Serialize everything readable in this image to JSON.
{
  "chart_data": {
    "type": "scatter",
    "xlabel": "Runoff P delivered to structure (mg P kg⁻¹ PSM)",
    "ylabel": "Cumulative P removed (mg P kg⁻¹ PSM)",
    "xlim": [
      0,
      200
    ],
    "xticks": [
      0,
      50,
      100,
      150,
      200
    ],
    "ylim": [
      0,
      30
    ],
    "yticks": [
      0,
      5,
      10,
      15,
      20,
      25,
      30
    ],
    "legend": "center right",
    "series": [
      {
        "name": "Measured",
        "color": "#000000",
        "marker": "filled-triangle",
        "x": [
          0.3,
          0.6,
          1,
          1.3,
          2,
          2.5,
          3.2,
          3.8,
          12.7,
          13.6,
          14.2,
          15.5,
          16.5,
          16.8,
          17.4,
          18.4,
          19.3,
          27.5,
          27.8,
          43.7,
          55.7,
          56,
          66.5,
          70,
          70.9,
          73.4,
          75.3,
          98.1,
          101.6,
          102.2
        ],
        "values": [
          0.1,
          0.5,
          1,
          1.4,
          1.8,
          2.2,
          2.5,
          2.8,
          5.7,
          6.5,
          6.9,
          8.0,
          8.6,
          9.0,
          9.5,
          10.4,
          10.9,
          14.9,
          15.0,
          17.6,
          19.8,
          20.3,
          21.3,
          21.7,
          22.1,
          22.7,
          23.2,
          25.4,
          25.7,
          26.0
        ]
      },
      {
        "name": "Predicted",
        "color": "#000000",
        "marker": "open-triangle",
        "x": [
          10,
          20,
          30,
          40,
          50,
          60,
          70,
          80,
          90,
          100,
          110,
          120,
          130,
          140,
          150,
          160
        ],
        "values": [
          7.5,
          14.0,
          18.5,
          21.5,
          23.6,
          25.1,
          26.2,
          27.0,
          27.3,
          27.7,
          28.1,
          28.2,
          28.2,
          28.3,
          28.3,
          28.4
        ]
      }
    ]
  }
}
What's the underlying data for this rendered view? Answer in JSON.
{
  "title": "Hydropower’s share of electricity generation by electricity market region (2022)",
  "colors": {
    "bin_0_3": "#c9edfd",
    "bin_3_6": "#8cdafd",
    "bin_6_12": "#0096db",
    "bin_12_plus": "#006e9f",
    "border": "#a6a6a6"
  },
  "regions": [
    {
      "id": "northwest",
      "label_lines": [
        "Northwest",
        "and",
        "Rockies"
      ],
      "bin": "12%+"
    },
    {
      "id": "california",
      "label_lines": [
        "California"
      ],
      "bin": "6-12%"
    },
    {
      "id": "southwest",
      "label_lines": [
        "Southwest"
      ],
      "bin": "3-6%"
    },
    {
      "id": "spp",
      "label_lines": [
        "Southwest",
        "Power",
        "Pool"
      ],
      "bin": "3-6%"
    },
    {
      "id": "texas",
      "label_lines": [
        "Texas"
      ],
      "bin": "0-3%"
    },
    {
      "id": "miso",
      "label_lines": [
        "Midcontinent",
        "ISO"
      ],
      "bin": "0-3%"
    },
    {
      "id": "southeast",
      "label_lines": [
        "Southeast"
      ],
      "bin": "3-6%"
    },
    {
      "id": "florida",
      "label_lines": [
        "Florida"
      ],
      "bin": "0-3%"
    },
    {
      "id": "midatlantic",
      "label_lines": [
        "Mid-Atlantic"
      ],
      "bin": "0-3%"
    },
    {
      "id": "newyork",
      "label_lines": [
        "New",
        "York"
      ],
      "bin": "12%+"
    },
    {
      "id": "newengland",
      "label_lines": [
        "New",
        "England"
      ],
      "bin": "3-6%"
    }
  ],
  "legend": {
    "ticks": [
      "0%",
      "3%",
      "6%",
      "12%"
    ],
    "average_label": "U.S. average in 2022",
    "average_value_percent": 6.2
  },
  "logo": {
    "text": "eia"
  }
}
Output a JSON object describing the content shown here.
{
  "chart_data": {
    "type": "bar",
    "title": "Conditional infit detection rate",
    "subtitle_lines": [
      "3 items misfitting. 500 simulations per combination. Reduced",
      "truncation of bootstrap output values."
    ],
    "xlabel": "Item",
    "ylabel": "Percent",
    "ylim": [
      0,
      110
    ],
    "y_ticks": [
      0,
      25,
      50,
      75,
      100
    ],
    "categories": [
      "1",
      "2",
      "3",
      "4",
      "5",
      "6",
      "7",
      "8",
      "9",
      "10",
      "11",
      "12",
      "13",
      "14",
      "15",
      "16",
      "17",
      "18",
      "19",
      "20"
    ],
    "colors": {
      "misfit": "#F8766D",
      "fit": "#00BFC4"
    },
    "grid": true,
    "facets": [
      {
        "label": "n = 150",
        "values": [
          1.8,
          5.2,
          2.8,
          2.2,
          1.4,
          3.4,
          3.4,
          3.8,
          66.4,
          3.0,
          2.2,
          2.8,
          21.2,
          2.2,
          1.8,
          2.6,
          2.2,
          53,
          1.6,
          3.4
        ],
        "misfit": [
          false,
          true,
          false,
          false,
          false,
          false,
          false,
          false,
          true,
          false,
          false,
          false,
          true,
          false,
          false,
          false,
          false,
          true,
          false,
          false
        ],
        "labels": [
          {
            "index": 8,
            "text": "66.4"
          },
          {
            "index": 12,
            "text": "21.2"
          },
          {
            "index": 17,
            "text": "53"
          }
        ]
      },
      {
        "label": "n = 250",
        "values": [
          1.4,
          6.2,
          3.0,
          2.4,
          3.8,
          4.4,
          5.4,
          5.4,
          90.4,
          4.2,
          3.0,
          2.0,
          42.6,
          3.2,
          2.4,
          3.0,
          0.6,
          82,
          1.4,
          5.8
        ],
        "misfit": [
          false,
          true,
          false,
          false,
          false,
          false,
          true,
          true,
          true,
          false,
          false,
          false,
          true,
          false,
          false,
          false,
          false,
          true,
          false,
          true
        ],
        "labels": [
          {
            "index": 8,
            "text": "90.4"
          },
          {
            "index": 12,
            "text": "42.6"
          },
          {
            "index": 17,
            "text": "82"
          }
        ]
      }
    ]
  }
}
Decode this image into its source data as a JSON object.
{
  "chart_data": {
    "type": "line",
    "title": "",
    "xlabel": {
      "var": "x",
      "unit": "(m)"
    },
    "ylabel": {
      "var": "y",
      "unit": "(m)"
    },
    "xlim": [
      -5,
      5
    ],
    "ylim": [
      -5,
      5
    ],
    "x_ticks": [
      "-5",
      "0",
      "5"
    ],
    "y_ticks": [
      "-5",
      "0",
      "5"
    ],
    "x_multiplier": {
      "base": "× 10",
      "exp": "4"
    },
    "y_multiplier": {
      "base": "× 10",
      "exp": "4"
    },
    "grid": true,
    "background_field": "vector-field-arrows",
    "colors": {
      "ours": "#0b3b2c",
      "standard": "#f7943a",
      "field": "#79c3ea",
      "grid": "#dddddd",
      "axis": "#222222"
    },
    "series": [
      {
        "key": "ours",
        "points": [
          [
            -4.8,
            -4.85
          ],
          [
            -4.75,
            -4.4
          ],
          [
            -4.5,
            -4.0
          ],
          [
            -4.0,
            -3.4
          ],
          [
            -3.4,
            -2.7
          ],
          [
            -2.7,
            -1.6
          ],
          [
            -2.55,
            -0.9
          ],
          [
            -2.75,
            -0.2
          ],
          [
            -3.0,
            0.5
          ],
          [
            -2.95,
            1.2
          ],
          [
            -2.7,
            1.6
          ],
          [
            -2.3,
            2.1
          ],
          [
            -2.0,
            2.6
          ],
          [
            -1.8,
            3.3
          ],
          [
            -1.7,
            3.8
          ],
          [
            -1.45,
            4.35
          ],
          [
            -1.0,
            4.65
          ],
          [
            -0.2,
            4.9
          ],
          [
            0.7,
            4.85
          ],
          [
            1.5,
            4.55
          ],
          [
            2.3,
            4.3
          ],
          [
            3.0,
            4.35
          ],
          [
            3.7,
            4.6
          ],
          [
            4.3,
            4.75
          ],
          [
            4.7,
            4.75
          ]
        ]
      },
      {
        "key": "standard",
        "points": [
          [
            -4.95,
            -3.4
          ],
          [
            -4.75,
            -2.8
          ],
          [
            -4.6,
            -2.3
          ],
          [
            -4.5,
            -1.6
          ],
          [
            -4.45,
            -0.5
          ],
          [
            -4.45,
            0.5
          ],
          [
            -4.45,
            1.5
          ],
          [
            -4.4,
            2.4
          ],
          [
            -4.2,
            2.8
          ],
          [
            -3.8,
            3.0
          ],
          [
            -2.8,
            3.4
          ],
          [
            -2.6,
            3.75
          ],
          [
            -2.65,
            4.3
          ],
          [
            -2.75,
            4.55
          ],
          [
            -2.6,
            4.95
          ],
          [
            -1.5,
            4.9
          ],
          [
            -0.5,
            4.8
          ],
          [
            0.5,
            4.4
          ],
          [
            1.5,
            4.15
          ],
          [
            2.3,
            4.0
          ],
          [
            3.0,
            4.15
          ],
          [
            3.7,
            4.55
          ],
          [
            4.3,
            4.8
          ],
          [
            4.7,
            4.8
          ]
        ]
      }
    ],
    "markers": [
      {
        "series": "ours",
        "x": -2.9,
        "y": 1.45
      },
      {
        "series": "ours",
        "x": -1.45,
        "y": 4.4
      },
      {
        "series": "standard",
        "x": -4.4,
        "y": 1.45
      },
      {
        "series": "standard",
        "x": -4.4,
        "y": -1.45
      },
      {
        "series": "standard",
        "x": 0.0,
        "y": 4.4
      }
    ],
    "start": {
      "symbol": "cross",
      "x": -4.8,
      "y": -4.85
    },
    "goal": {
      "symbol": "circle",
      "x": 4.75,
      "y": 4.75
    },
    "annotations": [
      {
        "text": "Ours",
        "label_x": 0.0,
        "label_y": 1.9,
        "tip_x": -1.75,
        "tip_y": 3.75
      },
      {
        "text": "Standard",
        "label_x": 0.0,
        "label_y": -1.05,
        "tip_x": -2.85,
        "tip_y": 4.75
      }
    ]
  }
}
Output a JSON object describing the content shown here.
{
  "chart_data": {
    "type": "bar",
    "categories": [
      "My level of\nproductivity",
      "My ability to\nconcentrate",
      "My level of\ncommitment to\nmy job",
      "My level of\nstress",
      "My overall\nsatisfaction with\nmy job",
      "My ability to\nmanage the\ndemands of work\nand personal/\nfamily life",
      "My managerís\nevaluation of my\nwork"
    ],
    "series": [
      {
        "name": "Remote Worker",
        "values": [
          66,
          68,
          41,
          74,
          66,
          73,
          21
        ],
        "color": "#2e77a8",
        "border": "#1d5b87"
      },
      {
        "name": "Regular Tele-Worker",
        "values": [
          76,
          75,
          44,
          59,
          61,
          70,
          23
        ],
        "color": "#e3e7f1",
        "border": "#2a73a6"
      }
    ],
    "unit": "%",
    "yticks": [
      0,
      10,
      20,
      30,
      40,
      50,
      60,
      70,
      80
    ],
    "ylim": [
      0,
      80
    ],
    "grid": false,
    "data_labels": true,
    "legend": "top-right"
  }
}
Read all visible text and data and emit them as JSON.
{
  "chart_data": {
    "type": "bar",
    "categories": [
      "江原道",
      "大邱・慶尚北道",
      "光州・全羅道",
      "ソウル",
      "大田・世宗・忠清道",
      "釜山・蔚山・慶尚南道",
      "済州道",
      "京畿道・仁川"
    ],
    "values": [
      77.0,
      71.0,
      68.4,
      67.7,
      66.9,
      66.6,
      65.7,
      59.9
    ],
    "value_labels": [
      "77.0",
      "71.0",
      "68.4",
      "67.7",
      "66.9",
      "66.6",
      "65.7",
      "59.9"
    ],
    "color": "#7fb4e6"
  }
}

+++

From the line with "Read all visible" to the last line of the material, give every line again exactly, and only those lines.

FINISHED TASK
Read all visible text and data and emit them as JSON.
{
  "chart_data": {
    "type": "bar",
    "categories": [
      "江原道",
      "大邱・慶尚北道",
      "光州・全羅道",
      "ソウル",
      "大田・世宗・忠清道",
      "釜山・蔚山・慶尚南道",
      "済州道",
      "京畿道・仁川"
    ],
    "values": [
      77.0,
      71.0,
      68.4,
      67.7,
      66.9,
      66.6,
      65.7,
      59.9
    ],
    "value_labels": [
      "77.0",
      "71.0",
      "68.4",
      "67.7",
      "66.9",
      "66.6",
      "65.7",
      "59.9"
    ],
    "color": "#7fb4e6"
  }
}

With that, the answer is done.